RECORDS TO USE
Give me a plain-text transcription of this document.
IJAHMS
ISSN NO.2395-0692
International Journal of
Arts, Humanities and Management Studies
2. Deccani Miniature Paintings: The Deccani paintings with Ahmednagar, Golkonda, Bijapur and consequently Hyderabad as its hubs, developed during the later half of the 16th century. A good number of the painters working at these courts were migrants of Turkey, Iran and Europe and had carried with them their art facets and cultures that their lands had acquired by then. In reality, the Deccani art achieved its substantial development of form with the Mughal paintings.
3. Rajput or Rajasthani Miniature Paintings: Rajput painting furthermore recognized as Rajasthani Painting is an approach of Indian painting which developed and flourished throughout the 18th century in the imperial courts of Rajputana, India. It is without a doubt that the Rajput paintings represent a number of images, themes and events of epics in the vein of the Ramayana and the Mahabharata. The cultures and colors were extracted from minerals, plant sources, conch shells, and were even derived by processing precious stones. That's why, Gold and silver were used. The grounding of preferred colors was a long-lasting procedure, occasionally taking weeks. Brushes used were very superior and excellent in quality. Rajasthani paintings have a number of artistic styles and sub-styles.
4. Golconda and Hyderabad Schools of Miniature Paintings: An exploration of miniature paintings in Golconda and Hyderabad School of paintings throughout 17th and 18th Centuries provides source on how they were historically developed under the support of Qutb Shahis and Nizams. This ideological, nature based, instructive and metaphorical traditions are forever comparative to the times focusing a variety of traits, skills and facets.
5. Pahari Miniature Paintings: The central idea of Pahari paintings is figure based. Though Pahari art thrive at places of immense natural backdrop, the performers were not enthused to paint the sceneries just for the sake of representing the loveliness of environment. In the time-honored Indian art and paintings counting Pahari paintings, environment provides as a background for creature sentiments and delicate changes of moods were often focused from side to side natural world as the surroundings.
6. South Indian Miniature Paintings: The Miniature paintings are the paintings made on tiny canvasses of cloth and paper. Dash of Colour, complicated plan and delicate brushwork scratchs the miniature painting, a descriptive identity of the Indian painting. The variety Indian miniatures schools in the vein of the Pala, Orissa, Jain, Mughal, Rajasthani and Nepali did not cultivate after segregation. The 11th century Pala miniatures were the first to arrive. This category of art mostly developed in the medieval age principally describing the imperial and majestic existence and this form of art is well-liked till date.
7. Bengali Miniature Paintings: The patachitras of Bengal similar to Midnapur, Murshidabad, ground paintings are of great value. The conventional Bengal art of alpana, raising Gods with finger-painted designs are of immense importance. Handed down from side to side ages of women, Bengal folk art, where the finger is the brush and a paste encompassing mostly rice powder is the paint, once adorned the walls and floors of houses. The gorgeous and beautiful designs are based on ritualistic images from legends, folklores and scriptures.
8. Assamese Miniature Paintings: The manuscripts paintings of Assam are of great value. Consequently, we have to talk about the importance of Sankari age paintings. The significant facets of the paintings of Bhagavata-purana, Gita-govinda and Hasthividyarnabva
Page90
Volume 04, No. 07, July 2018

GIVEN REQUEST
Print the material above once more, exactly.

OUTPUT OF THE EXERCISE
Give me a plain-text transcription of this document.
IJAHMS
ISSN NO.2395-0692
International Journal of
Arts, Humanities and Management Studies
2. Deccani Miniature Paintings: The Deccani paintings with Ahmednagar, Golkonda, Bijapur and consequently Hyderabad as its hubs, developed during the later half of the 16th century. A good number of the painters working at these courts were migrants of Turkey, Iran and Europe and had carried with them their art facets and cultures that their lands had acquired by then. In reality, the Deccani art achieved its substantial development of form with the Mughal paintings.
3. Rajput or Rajasthani Miniature Paintings: Rajput painting furthermore recognized as Rajasthani Painting is an approach of Indian painting which developed and flourished throughout the 18th century in the imperial courts of Rajputana, India. It is without a doubt that the Rajput paintings represent a number of images, themes and events of epics in the vein of the Ramayana and the Mahabharata. The cultures and colors were extracted from minerals, plant sources, conch shells, and were even derived by processing precious stones. That's why, Gold and silver were used. The grounding of preferred colors was a long-lasting procedure, occasionally taking weeks. Brushes used were very superior and excellent in quality. Rajasthani paintings have a number of artistic styles and sub-styles.
4. Golconda and Hyderabad Schools of Miniature Paintings: An exploration of miniature paintings in Golconda and Hyderabad School of paintings throughout 17th and 18th Centuries provides source on how they were historically developed under the support of Qutb Shahis and Nizams. This ideological, nature based, instructive and metaphorical traditions are forever comparative to the times focusing a variety of traits, skills and facets.
5. Pahari Miniature Paintings: The central idea of Pahari paintings is figure based. Though Pahari art thrive at places of immense natural backdrop, the performers were not enthused to paint the sceneries just for the sake of representing the loveliness of environment. In the time-honored Indian art and paintings counting Pahari paintings, environment provides as a background for creature sentiments and delicate changes of moods were often focused from side to side natural world as the surroundings.
6. South Indian Miniature Paintings: The Miniature paintings are the paintings made on tiny canvasses of cloth and paper. Dash of Colour, complicated plan and delicate brushwork scratchs the miniature painting, a descriptive identity of the Indian painting. The variety Indian miniatures schools in the vein of the Pala, Orissa, Jain, Mughal, Rajasthani and Nepali did not cultivate after segregation. The 11th century Pala miniatures were the first to arrive. This category of art mostly developed in the medieval age principally describing the imperial and majestic existence and this form of art is well-liked till date.
7. Bengali Miniature Paintings: The patachitras of Bengal similar to Midnapur, Murshidabad, ground paintings are of great value. The conventional Bengal art of alpana, raising Gods with finger-painted designs are of immense importance. Handed down from side to side ages of women, Bengal folk art, where the finger is the brush and a paste encompassing mostly rice powder is the paint, once adorned the walls and floors of houses. The gorgeous and beautiful designs are based on ritualistic images from legends, folklores and scriptures.
8. Assamese Miniature Paintings: The manuscripts paintings of Assam are of great value. Consequently, we have to talk about the importance of Sankari age paintings. The significant facets of the paintings of Bhagavata-purana, Gita-govinda and Hasthividyarnabva
Page90
Volume 04, No. 07, July 2018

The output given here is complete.